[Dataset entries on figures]
= = = = = = =

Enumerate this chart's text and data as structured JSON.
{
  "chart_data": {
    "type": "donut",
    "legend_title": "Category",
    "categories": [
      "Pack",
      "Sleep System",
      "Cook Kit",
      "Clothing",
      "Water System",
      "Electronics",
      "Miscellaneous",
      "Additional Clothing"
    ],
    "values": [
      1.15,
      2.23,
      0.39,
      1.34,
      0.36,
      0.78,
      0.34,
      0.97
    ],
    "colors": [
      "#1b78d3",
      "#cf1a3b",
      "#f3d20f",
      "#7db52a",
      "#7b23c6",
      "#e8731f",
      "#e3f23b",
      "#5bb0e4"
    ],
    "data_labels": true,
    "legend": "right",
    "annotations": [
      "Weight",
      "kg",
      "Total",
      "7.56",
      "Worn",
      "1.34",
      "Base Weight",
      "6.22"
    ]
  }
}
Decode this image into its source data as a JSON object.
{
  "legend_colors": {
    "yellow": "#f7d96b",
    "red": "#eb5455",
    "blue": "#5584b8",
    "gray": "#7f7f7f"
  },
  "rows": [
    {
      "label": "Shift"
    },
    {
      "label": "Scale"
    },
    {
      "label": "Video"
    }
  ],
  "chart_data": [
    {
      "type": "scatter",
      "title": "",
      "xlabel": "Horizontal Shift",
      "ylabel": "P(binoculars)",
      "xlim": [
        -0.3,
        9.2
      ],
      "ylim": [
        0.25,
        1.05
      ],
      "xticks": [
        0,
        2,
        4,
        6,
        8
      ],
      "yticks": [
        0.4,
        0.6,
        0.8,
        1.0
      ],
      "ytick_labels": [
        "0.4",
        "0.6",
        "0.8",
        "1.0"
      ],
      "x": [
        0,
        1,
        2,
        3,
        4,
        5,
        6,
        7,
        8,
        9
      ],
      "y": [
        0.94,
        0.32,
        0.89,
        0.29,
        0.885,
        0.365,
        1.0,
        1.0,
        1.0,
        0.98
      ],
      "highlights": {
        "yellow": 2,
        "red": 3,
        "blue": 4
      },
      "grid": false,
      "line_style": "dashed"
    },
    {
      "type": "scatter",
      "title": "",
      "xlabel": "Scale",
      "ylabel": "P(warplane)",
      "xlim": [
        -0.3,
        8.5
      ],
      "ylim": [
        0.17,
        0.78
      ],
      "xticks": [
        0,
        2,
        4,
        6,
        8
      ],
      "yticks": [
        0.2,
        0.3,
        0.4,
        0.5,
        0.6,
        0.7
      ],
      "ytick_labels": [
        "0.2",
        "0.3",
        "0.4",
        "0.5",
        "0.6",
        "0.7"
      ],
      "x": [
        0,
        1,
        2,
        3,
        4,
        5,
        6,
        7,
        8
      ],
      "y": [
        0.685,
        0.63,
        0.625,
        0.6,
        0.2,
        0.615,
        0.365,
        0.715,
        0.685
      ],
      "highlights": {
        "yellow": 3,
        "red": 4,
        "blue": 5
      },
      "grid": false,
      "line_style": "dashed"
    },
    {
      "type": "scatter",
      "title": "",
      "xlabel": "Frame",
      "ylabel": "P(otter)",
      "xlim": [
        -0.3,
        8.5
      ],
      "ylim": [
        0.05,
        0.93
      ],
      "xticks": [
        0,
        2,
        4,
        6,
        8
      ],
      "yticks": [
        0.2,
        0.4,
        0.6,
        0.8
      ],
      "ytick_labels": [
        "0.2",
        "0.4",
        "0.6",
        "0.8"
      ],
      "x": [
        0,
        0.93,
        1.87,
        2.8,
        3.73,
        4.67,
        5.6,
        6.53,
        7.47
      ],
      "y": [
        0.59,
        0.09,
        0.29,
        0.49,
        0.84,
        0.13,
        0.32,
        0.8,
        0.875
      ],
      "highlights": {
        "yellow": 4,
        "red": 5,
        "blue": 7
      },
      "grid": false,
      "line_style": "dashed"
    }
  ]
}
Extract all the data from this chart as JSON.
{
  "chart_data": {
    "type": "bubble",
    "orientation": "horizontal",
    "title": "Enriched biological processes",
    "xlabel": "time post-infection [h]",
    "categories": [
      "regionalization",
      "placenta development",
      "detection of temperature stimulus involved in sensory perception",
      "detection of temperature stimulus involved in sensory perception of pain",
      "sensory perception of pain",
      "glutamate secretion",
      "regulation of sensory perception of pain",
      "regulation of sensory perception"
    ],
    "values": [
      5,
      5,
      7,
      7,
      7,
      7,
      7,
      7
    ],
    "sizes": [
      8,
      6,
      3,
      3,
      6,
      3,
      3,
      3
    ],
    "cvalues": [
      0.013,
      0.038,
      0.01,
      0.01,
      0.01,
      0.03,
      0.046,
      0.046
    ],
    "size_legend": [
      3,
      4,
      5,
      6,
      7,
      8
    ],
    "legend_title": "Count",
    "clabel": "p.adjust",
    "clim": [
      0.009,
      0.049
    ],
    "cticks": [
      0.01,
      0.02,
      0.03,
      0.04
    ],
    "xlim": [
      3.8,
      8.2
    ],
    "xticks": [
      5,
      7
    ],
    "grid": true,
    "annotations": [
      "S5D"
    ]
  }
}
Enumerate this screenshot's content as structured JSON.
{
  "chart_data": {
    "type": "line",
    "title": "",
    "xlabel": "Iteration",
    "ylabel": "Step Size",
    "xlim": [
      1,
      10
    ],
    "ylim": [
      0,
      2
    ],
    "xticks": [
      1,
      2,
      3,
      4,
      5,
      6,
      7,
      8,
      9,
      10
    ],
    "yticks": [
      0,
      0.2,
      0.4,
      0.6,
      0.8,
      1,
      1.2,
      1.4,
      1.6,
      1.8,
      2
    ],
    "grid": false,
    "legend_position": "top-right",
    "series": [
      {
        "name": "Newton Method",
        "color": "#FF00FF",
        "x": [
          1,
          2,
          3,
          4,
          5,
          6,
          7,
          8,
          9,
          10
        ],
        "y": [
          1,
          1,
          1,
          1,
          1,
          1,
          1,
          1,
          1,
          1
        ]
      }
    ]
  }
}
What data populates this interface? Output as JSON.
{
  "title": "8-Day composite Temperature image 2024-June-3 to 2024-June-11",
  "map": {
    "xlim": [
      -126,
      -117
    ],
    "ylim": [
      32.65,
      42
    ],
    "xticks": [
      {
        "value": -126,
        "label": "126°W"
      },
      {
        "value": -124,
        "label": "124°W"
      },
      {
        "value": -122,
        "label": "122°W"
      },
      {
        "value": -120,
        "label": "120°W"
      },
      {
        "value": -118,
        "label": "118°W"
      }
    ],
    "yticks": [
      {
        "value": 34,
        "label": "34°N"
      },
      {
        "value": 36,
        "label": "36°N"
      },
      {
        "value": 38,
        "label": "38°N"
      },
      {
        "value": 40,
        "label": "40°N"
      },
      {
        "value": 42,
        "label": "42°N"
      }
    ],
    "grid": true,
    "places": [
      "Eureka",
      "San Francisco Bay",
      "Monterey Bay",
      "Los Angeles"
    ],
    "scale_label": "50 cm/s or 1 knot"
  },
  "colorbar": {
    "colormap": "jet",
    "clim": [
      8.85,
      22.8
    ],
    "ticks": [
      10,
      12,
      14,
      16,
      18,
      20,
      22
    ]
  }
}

= = = = = = =

Task:
Report how many lines of the entries hold the word "image". Nothing else is needed.

Reply to the task:
2